**The task**:
Take each line containing the word "Pickett" and copy it.
# start of Data shown
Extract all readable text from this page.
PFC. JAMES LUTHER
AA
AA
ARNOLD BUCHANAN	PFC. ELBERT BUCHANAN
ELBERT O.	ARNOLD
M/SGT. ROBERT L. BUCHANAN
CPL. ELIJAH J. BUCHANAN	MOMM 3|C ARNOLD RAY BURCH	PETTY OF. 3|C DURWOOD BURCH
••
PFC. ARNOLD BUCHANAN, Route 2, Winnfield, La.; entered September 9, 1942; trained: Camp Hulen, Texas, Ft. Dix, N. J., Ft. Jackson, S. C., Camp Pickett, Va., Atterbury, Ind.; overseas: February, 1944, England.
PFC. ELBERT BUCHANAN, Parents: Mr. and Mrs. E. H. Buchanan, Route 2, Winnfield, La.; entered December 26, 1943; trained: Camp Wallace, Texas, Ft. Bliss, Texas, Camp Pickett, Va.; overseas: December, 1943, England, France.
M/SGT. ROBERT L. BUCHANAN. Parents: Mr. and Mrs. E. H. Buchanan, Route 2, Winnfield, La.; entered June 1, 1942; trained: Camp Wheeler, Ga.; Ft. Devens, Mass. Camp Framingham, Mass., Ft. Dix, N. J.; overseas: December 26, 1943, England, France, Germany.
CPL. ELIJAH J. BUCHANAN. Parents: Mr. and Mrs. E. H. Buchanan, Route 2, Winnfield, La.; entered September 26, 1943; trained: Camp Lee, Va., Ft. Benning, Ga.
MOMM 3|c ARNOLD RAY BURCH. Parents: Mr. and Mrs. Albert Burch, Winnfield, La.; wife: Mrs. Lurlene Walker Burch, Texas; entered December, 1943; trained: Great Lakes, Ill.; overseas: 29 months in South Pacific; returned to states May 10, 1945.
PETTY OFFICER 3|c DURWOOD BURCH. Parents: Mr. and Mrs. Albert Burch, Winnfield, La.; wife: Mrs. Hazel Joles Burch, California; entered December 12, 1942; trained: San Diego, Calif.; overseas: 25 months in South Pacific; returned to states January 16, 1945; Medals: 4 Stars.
# end of Data shown
**Exercise response**:
PFC. ARNOLD BUCHANAN, Route 2, Winnfield, La.; entered September 9, 1942; trained: Camp Hulen, Texas, Ft. Dix, N. J., Ft. Jackson, S. C., Camp Pickett, Va., Atterbury, Ind.; overseas: February, 1944, England.
PFC. ELBERT BUCHANAN, Parents: Mr. and Mrs. E. H. Buchanan, Route 2, Winnfield, La.; entered December 26, 1943; trained: Camp Wallace, Texas, Ft. Bliss, Texas, Camp Pickett, Va.; overseas: December, 1943, England, France.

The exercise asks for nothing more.